:: LISTED RECORDS ::
————————
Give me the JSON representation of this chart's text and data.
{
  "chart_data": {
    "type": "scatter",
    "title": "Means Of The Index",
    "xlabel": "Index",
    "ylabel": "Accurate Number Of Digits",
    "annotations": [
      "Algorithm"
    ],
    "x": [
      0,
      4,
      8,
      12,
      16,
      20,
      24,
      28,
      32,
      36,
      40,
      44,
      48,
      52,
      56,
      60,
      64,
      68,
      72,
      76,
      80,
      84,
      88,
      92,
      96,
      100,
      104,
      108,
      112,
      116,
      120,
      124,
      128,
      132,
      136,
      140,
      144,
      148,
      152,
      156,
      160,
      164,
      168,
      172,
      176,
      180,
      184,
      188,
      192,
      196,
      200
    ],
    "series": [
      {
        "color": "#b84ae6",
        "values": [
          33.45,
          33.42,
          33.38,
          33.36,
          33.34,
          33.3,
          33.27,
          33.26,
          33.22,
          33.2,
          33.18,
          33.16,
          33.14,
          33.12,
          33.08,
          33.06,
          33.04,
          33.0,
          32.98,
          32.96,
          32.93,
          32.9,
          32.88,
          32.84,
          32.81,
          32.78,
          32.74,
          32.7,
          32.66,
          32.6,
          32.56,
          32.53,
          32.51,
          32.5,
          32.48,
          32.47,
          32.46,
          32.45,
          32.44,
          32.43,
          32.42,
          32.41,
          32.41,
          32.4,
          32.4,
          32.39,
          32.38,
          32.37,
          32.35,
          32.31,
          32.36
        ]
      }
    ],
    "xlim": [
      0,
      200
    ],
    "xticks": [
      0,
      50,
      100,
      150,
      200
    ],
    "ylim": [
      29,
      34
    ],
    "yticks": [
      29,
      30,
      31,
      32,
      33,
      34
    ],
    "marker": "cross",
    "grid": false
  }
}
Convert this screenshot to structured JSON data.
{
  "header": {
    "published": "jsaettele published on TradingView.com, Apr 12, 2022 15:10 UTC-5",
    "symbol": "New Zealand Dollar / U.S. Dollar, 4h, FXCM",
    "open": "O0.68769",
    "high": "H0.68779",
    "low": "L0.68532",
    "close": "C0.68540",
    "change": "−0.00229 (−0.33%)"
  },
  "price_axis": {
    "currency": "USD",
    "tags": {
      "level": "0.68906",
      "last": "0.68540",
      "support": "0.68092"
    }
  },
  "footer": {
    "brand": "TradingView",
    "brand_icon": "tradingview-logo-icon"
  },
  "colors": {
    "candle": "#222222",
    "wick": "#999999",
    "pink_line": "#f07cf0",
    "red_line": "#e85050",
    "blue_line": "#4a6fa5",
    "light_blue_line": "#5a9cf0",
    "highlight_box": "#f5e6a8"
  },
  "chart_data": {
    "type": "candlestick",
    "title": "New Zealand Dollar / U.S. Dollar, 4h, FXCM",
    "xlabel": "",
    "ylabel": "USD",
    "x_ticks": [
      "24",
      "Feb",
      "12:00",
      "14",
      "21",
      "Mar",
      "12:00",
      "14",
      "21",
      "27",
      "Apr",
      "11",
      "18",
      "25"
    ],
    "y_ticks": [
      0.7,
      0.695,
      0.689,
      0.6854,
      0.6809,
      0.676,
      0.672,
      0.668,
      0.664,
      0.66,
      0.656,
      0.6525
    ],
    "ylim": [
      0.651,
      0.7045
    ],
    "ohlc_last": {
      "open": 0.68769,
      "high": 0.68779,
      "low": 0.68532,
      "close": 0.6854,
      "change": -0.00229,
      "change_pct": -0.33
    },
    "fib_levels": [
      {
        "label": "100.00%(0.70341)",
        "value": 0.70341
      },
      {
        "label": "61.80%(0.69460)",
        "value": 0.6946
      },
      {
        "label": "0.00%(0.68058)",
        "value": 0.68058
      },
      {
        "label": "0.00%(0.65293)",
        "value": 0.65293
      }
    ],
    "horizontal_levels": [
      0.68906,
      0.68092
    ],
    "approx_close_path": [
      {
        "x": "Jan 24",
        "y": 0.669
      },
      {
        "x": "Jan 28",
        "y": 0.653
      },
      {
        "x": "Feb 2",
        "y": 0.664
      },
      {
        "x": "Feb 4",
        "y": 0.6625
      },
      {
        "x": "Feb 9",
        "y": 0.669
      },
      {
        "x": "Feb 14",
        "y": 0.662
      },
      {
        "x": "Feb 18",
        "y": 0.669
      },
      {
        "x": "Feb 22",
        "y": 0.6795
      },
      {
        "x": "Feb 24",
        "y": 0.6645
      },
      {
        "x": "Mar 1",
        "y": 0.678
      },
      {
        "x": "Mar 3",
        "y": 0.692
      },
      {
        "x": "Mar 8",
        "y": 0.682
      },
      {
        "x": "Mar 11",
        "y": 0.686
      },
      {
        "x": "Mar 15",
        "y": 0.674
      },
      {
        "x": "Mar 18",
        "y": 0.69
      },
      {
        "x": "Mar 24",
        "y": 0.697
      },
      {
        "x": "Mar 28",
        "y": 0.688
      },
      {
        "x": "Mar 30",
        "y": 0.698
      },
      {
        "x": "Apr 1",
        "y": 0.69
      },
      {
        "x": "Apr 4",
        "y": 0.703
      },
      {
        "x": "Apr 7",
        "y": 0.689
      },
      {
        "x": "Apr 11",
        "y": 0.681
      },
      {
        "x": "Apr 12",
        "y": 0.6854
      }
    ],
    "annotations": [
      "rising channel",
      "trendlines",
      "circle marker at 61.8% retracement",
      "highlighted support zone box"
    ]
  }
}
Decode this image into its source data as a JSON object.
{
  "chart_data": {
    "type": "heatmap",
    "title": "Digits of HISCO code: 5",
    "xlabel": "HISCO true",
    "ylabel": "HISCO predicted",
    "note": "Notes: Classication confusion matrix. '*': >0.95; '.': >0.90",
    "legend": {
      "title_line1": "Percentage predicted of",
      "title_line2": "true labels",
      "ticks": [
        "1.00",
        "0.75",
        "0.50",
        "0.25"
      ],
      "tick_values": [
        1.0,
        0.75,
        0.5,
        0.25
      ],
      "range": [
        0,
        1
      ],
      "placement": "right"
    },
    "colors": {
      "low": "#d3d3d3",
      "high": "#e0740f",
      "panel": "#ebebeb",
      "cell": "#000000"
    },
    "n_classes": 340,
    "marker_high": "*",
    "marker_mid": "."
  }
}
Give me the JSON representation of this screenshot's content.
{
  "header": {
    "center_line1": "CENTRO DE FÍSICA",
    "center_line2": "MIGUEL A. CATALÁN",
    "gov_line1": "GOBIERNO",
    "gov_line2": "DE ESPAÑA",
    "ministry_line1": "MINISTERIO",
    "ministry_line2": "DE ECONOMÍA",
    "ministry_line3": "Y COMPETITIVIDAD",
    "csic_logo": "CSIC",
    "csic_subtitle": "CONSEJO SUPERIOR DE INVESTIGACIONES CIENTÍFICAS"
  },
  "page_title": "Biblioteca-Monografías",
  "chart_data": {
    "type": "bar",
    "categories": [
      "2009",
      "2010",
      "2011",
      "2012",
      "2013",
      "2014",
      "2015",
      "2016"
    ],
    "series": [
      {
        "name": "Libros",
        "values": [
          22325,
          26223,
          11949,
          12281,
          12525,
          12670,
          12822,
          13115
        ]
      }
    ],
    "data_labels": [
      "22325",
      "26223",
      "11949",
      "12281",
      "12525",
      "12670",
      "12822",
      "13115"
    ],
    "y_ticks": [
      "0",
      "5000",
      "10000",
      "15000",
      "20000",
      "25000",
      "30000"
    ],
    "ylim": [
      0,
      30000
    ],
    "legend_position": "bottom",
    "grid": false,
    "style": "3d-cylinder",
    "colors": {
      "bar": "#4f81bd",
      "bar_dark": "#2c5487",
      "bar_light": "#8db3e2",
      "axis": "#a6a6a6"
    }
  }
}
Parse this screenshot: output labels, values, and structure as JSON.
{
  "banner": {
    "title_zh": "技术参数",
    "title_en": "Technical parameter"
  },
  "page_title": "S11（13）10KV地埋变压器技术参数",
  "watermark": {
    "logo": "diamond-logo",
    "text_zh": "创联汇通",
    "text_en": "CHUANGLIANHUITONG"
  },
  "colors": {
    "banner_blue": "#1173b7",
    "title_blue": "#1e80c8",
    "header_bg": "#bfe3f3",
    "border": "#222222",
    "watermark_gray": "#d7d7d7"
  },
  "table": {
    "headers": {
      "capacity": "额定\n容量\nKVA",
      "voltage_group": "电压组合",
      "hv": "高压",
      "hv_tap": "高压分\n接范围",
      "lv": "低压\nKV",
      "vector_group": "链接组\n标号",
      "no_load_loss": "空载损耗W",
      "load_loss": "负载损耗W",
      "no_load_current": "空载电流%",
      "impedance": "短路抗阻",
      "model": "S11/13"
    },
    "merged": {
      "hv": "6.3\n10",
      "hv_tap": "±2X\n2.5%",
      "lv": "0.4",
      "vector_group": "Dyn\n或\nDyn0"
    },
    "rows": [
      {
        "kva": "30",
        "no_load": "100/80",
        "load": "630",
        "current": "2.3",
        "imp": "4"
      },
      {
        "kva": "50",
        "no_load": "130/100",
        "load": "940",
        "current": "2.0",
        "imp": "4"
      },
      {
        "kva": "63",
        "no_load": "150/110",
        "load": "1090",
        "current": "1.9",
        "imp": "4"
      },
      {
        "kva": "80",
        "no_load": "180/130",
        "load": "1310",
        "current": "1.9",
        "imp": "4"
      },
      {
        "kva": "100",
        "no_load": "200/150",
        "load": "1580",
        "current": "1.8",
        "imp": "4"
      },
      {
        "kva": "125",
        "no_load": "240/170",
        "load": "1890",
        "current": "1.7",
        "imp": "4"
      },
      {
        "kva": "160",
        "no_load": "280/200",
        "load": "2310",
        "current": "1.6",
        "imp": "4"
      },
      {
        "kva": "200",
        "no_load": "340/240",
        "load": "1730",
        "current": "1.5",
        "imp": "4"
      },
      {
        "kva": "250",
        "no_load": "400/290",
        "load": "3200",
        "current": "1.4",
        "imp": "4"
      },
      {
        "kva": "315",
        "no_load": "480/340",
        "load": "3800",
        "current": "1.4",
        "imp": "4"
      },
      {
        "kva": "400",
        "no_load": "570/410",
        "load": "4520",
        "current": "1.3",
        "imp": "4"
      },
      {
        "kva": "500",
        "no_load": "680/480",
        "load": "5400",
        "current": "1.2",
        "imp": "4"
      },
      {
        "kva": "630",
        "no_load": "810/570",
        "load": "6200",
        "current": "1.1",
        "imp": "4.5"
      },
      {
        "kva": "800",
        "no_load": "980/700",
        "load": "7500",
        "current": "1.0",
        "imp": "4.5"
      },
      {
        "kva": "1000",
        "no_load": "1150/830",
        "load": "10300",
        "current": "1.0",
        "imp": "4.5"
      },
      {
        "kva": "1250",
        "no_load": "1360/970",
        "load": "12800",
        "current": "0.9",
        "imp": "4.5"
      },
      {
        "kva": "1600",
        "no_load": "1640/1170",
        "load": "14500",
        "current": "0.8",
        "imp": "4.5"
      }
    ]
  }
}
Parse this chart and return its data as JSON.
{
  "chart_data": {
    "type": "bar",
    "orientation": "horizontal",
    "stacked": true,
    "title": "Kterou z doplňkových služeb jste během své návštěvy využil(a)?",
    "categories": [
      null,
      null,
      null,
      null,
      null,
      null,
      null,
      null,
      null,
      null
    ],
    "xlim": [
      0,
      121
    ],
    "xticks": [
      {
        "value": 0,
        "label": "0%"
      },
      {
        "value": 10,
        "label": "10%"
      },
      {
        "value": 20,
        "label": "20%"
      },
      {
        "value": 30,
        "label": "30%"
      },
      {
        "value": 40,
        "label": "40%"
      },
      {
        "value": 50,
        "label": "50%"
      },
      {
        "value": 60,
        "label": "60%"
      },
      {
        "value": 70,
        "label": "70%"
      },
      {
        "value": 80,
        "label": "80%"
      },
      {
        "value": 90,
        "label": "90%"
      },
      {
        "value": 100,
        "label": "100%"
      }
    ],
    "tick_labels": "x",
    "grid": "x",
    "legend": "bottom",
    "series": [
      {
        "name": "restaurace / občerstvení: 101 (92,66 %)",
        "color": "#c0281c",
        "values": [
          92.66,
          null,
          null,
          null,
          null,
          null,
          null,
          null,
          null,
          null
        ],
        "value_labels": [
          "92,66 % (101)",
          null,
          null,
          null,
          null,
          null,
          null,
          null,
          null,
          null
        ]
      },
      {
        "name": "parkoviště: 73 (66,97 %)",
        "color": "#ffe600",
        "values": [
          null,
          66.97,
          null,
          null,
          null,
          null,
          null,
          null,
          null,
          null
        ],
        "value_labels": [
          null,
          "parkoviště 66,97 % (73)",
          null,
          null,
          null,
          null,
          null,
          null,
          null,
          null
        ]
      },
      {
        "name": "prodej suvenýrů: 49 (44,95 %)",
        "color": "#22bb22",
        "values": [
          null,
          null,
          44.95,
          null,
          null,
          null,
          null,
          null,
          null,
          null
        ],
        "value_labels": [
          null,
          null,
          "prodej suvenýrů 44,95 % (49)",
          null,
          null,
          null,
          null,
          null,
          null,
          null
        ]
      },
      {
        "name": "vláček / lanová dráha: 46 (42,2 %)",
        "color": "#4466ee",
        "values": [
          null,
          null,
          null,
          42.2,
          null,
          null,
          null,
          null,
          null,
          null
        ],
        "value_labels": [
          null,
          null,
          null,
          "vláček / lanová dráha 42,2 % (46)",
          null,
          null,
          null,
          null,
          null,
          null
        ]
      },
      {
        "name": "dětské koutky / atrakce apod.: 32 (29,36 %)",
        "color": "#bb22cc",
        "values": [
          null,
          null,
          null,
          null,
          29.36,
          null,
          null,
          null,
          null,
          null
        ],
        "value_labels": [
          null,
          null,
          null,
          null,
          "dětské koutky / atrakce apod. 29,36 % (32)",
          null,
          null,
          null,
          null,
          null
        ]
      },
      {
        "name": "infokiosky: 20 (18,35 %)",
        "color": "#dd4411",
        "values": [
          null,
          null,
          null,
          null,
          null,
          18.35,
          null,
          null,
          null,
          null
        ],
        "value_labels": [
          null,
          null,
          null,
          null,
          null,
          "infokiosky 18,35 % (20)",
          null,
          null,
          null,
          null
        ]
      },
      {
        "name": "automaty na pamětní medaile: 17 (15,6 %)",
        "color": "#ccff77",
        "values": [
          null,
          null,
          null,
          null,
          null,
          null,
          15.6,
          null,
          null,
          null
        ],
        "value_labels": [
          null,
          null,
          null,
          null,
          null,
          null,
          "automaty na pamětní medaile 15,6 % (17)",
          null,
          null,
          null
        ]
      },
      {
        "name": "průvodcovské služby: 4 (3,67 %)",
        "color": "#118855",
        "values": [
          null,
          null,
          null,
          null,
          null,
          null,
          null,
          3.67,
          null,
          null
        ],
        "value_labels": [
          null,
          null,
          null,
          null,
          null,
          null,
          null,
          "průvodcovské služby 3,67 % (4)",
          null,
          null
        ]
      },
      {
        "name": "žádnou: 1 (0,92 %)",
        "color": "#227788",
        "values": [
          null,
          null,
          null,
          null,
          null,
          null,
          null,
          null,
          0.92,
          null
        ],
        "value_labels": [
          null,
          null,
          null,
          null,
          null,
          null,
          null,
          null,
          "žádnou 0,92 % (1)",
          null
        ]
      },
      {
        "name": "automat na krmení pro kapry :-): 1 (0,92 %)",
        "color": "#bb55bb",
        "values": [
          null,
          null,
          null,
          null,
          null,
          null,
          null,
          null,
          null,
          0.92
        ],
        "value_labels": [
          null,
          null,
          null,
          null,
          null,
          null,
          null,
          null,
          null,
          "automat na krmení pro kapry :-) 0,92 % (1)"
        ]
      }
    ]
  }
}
————————
:: YOUR GOAL ::
Show every line in the entries where the string "krmení" occurs.

:: SOLUTION FOR THIS EXERCISE ::
        "name": "automat na krmení pro kapry :-): 1 (0,92 %)",
          "automat na krmení pro kapry :-) 0,92 % (1)"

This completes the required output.